* Job *
Identify and copy all lines of the material where the string "nrmrank" is found.
============================================================
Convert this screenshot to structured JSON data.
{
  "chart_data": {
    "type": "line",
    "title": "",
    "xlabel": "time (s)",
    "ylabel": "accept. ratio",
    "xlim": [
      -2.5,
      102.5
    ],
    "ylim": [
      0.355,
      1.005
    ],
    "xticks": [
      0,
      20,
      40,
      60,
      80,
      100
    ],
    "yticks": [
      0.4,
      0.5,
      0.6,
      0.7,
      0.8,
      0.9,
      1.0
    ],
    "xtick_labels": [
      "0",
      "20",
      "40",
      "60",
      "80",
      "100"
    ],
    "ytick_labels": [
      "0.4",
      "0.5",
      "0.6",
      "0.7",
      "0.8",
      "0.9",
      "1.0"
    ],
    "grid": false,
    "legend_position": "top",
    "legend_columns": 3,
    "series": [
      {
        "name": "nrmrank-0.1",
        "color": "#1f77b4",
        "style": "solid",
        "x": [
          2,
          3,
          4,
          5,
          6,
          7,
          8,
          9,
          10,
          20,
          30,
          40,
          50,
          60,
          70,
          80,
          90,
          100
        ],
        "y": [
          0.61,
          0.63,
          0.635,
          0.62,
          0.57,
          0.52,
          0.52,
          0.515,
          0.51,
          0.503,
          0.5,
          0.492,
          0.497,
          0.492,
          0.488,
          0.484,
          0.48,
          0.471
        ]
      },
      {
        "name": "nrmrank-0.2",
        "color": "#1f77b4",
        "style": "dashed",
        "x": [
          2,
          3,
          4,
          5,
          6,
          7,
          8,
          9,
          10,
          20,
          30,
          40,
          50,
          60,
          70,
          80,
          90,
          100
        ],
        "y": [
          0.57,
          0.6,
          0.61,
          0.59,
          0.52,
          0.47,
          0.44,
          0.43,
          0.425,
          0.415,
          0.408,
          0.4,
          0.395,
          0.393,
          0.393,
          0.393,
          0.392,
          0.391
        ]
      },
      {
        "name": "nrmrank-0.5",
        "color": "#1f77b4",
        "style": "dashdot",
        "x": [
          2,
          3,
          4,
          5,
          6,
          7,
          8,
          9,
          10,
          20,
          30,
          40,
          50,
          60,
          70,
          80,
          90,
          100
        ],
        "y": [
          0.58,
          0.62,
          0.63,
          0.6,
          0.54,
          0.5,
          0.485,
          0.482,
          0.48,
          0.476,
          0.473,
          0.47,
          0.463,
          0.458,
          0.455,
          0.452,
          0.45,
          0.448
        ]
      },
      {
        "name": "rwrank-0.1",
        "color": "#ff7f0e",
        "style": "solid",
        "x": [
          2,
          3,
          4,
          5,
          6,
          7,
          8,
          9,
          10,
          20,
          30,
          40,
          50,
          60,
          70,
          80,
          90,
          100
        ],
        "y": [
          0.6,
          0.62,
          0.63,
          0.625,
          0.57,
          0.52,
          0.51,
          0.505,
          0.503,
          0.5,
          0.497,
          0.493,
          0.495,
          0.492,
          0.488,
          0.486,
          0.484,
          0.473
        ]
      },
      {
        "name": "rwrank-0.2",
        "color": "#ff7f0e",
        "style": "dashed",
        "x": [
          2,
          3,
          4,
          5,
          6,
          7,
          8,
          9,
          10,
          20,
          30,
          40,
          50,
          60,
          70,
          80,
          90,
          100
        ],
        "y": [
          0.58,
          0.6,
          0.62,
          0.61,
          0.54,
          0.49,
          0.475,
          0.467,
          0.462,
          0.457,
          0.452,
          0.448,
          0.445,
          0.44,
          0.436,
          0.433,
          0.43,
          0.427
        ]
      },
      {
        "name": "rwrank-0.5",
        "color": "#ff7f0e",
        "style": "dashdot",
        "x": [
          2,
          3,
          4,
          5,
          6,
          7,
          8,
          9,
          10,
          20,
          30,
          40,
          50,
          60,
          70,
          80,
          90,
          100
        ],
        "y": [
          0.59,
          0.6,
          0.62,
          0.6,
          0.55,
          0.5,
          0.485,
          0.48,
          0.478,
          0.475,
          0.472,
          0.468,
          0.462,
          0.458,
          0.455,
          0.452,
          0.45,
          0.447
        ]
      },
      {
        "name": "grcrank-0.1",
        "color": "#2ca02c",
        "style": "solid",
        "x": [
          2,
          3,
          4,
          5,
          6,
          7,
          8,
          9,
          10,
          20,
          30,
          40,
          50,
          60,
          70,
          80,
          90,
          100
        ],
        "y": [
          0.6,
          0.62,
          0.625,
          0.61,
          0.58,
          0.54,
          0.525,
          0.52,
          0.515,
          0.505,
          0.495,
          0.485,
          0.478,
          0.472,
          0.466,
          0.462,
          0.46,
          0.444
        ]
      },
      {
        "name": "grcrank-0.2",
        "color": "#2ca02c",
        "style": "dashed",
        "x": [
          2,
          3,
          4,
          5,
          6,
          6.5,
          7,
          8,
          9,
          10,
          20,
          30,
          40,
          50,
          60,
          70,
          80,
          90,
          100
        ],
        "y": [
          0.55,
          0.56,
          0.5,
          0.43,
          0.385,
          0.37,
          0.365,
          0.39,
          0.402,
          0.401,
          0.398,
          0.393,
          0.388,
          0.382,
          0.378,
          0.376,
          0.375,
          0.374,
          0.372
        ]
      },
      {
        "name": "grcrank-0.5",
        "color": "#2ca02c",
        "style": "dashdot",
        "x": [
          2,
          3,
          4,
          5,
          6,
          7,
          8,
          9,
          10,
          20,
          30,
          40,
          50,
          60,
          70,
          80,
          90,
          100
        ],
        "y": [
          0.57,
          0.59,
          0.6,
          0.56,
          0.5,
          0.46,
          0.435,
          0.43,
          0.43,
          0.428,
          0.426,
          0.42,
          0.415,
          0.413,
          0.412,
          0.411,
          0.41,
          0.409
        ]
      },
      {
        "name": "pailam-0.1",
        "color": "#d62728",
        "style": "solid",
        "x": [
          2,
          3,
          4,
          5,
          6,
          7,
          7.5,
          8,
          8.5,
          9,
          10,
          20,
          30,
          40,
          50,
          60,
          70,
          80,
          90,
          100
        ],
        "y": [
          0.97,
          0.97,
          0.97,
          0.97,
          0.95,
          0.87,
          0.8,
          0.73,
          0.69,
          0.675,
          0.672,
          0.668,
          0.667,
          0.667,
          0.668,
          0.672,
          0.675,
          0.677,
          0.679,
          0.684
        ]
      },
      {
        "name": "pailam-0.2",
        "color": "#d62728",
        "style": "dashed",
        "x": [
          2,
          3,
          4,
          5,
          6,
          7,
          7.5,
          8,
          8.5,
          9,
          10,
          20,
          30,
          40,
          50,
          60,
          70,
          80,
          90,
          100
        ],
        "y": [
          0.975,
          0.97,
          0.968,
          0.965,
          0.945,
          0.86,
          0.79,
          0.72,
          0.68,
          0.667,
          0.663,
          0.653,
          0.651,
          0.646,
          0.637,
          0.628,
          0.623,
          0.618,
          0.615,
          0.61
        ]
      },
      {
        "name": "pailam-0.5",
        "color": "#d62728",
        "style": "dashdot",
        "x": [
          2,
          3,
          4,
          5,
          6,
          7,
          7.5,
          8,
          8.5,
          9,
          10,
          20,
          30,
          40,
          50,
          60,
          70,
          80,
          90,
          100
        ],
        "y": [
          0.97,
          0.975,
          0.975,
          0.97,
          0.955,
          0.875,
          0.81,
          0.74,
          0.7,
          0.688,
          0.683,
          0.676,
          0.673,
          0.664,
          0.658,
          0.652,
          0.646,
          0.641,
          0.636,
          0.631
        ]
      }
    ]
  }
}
============================================================
* Correct output *
        "name": "nrmrank-0.1",
        "name": "nrmrank-0.2",
        "name": "nrmrank-0.5",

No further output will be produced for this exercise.